PROMPT ▸ Retype each listing below line for line, with every character unchanged.

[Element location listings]
_ _ _ _ _ _ _

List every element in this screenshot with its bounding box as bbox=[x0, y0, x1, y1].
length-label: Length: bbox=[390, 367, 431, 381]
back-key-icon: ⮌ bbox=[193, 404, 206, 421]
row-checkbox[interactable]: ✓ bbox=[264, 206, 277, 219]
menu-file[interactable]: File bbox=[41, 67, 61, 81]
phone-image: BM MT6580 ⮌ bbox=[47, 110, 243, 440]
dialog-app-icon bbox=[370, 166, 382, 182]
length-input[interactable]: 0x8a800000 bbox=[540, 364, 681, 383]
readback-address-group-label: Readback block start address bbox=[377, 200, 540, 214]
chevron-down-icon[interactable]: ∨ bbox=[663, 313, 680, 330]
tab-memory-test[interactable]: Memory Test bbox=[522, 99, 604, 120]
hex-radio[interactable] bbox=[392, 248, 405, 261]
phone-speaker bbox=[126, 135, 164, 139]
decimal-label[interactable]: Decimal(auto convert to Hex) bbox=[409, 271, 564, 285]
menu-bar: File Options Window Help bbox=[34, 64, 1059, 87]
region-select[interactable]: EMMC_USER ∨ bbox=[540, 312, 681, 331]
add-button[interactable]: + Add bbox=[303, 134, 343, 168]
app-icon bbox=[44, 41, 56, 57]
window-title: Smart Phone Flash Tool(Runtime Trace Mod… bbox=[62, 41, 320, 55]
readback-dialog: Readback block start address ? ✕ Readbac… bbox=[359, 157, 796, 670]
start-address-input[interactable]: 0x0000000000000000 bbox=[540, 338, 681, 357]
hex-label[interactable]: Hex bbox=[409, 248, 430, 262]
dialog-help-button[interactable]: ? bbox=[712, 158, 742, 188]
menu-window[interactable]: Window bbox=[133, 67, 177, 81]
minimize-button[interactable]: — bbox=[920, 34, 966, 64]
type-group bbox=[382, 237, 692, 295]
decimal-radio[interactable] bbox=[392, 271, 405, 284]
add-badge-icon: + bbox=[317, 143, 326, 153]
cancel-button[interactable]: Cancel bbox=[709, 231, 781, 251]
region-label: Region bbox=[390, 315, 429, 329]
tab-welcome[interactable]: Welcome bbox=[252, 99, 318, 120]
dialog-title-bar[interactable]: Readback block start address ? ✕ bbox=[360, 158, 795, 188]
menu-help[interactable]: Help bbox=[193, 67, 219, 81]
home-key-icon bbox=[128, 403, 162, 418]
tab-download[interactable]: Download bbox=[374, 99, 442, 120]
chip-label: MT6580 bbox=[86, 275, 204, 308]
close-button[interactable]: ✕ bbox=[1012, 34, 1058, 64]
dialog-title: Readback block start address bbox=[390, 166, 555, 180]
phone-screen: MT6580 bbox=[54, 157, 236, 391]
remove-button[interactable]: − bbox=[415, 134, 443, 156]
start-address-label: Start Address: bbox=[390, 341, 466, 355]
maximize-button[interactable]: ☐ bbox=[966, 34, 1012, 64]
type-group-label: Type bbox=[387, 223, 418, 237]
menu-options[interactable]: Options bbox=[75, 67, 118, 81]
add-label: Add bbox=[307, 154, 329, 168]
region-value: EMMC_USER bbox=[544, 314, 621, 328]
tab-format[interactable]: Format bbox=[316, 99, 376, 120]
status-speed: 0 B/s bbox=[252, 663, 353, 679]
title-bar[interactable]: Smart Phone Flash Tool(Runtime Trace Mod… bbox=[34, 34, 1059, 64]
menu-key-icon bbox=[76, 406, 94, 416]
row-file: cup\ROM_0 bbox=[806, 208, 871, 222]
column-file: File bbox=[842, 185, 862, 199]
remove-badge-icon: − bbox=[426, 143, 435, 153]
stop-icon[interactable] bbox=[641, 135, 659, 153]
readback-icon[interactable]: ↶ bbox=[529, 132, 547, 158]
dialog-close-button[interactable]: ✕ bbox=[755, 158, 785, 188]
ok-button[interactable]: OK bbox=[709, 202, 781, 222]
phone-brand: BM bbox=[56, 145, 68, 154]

_ _ _ _ _ _ _

TASK OUTPUT ▸
List every element in this screenshot with its bounding box as bbox=[x0, y0, x1, y1].
length-label: Length: bbox=[390, 367, 431, 381]
back-key-icon: ⮌ bbox=[193, 404, 206, 421]
row-checkbox[interactable]: ✓ bbox=[264, 206, 277, 219]
menu-file[interactable]: File bbox=[41, 67, 61, 81]
phone-image: BM MT6580 ⮌ bbox=[47, 110, 243, 440]
dialog-app-icon bbox=[370, 166, 382, 182]
length-input[interactable]: 0x8a800000 bbox=[540, 364, 681, 383]
readback-address-group-label: Readback block start address bbox=[377, 200, 540, 214]
chevron-down-icon[interactable]: ∨ bbox=[663, 313, 680, 330]
tab-memory-test[interactable]: Memory Test bbox=[522, 99, 604, 120]
hex-radio[interactable] bbox=[392, 248, 405, 261]
phone-speaker bbox=[126, 135, 164, 139]
decimal-label[interactable]: Decimal(auto convert to Hex) bbox=[409, 271, 564, 285]
menu-bar: File Options Window Help bbox=[34, 64, 1059, 87]
region-select[interactable]: EMMC_USER ∨ bbox=[540, 312, 681, 331]
add-button[interactable]: + Add bbox=[303, 134, 343, 168]
app-icon bbox=[44, 41, 56, 57]
window-title: Smart Phone Flash Tool(Runtime Trace Mod… bbox=[62, 41, 320, 55]
readback-dialog: Readback block start address ? ✕ Readbac… bbox=[359, 157, 796, 670]
start-address-input[interactable]: 0x0000000000000000 bbox=[540, 338, 681, 357]
hex-label[interactable]: Hex bbox=[409, 248, 430, 262]
dialog-help-button[interactable]: ? bbox=[712, 158, 742, 188]
menu-window[interactable]: Window bbox=[133, 67, 177, 81]
minimize-button[interactable]: — bbox=[920, 34, 966, 64]
type-group bbox=[382, 237, 692, 295]
decimal-radio[interactable] bbox=[392, 271, 405, 284]
add-badge-icon: + bbox=[317, 143, 326, 153]
cancel-button[interactable]: Cancel bbox=[709, 231, 781, 251]
region-label: Region bbox=[390, 315, 429, 329]
tab-welcome[interactable]: Welcome bbox=[252, 99, 318, 120]
dialog-title-bar[interactable]: Readback block start address ? ✕ bbox=[360, 158, 795, 188]
menu-help[interactable]: Help bbox=[193, 67, 219, 81]
home-key-icon bbox=[128, 403, 162, 418]
tab-download[interactable]: Download bbox=[374, 99, 442, 120]
chip-label: MT6580 bbox=[86, 275, 204, 308]
close-button[interactable]: ✕ bbox=[1012, 34, 1058, 64]
dialog-title: Readback block start address bbox=[390, 166, 555, 180]
phone-screen: MT6580 bbox=[54, 157, 236, 391]
remove-button[interactable]: − bbox=[415, 134, 443, 156]
start-address-label: Start Address: bbox=[390, 341, 466, 355]
maximize-button[interactable]: ☐ bbox=[966, 34, 1012, 64]
type-group-label: Type bbox=[387, 223, 418, 237]
menu-options[interactable]: Options bbox=[75, 67, 118, 81]
add-label: Add bbox=[307, 154, 329, 168]
region-value: EMMC_USER bbox=[544, 314, 621, 328]
tab-format[interactable]: Format bbox=[316, 99, 376, 120]
status-speed: 0 B/s bbox=[252, 663, 353, 679]
title-bar[interactable]: Smart Phone Flash Tool(Runtime Trace Mod… bbox=[34, 34, 1059, 64]
menu-key-icon bbox=[76, 406, 94, 416]
row-file: cup\ROM_0 bbox=[806, 208, 871, 222]
column-file: File bbox=[842, 185, 862, 199]
remove-badge-icon: − bbox=[426, 143, 435, 153]
stop-icon[interactable] bbox=[641, 135, 659, 153]
readback-icon[interactable]: ↶ bbox=[529, 132, 547, 158]
dialog-close-button[interactable]: ✕ bbox=[755, 158, 785, 188]
ok-button[interactable]: OK bbox=[709, 202, 781, 222]
phone-brand: BM bbox=[56, 145, 68, 154]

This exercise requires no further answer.